- [INSTRUCTIONS TO FOLLOW] Find the lines of data that contain the string "type", then list them.

───── RECORDS SUPPLIED

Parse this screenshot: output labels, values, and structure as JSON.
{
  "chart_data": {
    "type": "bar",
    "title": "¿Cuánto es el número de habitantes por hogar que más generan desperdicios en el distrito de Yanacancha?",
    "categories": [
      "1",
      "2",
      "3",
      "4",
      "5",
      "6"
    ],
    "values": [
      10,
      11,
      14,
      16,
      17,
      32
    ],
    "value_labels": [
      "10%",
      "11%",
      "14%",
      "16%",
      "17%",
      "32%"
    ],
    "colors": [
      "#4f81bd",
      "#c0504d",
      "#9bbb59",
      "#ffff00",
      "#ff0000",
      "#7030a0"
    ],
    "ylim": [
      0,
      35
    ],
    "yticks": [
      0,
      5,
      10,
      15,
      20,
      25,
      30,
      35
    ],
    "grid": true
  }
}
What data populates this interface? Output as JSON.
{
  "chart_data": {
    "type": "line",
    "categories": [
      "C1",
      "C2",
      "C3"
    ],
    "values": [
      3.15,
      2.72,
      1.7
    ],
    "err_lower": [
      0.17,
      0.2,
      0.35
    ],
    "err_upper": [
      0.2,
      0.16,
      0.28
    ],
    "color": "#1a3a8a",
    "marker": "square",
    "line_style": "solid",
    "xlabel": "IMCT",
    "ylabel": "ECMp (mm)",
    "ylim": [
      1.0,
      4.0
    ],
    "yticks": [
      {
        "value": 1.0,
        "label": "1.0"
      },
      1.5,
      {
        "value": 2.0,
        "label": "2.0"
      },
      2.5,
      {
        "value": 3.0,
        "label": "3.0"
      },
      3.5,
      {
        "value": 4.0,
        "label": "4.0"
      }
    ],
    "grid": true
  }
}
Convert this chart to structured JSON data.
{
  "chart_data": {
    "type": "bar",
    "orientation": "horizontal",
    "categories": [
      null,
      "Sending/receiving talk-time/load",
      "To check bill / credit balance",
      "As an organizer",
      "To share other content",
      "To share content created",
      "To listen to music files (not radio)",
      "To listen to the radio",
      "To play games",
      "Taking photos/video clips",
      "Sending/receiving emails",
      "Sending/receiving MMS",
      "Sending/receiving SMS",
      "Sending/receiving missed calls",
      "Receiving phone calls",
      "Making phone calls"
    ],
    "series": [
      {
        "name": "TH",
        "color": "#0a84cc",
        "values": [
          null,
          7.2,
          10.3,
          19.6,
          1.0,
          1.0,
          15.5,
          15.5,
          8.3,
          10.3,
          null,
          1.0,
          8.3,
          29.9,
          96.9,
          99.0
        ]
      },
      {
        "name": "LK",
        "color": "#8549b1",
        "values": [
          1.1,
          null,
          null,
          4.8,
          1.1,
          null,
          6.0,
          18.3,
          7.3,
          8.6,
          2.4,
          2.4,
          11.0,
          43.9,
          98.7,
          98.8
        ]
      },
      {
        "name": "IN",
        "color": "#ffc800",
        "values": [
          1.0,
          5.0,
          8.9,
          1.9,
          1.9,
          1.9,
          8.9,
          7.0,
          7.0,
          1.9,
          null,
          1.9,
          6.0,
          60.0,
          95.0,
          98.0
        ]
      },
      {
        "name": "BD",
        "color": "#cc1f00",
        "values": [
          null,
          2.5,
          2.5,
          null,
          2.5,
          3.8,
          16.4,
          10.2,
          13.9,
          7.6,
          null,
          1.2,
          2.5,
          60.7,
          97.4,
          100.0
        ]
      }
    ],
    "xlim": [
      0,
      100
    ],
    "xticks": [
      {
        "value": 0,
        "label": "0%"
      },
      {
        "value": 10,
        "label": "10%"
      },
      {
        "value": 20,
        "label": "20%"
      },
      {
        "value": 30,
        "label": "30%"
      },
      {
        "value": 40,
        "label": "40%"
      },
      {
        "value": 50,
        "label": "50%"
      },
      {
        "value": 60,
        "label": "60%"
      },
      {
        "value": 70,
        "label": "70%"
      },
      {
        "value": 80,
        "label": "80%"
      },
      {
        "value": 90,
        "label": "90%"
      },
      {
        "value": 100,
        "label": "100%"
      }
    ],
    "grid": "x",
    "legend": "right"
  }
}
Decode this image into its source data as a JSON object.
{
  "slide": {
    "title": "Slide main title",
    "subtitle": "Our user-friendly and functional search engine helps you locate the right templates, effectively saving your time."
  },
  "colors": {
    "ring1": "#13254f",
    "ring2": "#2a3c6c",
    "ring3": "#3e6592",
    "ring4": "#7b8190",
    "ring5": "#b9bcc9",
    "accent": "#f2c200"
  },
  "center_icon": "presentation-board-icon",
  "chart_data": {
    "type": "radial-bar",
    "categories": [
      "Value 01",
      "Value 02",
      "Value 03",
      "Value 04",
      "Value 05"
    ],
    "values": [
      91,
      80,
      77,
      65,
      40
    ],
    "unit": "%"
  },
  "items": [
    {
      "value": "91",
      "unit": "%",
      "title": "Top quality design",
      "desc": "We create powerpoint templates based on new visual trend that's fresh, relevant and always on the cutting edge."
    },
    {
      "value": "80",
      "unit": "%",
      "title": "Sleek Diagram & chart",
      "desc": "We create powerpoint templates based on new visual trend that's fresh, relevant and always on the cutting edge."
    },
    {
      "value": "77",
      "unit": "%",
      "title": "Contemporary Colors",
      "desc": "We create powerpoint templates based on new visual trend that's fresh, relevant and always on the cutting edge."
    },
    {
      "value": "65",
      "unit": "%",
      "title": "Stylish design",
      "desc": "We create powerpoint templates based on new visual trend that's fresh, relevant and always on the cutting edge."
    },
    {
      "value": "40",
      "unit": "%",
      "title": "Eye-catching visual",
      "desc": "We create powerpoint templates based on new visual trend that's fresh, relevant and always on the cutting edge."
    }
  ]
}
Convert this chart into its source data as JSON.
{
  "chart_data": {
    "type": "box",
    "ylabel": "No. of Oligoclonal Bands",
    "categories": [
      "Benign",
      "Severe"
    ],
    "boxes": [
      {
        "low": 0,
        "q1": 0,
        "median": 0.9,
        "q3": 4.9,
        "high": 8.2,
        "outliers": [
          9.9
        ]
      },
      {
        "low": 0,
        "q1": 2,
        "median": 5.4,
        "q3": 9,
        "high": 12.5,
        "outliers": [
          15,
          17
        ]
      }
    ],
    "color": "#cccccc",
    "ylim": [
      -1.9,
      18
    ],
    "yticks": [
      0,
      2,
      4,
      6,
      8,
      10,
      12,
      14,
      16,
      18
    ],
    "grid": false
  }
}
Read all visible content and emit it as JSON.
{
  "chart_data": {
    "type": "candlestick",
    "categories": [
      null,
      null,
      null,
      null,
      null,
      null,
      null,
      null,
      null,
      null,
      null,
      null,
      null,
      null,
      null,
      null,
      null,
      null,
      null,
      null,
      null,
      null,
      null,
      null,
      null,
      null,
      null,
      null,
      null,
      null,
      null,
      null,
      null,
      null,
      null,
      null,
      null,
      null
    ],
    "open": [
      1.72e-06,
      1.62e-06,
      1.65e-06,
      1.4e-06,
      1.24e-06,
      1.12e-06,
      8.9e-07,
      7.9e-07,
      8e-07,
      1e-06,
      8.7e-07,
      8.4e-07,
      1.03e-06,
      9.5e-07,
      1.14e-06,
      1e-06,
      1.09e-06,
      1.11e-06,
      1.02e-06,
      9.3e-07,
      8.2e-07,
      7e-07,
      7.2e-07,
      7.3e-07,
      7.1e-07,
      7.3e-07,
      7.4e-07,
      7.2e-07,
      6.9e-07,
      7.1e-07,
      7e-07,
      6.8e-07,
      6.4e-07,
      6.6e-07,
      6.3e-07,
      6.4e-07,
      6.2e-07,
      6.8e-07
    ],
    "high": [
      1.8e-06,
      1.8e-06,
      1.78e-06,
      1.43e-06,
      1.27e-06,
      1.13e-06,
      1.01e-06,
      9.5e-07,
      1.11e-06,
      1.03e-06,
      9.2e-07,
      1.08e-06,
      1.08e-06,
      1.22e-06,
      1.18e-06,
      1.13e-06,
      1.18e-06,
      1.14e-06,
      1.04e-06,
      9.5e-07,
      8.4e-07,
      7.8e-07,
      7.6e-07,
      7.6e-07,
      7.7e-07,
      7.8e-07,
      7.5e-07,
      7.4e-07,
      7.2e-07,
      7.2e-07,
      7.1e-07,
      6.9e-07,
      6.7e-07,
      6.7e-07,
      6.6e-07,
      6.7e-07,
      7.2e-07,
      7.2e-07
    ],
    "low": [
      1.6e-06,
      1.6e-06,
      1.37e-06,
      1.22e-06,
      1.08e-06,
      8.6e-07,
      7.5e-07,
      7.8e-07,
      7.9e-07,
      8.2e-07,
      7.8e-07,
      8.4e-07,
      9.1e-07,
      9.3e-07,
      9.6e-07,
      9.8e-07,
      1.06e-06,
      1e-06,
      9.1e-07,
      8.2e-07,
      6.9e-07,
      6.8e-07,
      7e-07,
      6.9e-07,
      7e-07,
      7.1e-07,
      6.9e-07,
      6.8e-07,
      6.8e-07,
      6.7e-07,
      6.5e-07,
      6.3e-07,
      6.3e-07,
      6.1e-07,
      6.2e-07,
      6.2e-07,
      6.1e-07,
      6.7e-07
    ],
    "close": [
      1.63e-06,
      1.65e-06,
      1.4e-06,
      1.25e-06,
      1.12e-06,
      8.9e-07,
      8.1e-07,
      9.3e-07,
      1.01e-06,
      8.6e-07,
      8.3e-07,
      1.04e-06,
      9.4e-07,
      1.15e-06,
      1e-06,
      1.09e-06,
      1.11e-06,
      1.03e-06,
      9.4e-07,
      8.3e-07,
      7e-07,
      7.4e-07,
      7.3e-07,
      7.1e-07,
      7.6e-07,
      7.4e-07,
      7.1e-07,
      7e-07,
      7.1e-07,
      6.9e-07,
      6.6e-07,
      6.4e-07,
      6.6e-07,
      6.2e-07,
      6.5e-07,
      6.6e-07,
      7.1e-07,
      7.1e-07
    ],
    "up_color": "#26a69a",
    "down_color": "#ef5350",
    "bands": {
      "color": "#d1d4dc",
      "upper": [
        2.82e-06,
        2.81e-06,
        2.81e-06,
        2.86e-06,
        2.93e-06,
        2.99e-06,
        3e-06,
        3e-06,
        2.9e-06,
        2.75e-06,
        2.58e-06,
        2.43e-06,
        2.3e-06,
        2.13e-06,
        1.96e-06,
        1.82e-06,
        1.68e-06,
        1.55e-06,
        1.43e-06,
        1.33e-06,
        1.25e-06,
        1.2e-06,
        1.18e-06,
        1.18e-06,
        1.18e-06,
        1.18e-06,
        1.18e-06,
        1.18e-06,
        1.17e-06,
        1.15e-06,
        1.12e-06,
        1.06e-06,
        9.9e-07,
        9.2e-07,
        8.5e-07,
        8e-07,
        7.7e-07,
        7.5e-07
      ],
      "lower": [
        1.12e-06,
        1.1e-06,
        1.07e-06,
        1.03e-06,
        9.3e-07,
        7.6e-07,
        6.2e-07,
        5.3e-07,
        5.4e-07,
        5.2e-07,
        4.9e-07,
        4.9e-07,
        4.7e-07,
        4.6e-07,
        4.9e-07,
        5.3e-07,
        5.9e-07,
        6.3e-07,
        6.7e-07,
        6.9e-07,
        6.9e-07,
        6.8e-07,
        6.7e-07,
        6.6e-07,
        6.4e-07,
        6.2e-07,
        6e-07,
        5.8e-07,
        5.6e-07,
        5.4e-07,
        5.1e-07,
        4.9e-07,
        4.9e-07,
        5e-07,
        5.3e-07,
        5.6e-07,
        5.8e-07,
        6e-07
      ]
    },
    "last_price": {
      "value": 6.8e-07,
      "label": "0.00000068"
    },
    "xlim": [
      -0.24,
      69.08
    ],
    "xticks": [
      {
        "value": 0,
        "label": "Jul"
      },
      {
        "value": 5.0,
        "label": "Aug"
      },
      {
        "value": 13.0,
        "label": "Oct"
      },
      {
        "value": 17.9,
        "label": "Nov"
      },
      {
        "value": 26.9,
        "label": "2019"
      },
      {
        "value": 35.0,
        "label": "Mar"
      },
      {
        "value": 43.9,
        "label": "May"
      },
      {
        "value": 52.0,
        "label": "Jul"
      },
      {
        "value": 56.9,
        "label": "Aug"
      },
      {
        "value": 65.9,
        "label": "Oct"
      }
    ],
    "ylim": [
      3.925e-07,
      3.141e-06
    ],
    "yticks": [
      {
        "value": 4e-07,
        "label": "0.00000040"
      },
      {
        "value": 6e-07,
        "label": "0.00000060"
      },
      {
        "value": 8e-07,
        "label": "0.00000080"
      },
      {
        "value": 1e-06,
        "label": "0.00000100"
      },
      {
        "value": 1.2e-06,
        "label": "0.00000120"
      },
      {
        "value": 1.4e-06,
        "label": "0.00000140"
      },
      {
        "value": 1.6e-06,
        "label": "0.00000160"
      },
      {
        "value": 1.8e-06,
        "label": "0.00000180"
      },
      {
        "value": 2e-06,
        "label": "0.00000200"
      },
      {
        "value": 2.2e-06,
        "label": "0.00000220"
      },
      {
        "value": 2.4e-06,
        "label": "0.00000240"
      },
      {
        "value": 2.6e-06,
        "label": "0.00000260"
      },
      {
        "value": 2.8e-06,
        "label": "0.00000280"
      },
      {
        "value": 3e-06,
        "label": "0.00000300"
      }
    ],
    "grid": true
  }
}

──────────

- [SOLVED EXERCISE]
    "type": "bar",
    "type": "line",
    "type": "bar",
    "type": "radial-bar",
    "type": "box",
    "type": "candlestick",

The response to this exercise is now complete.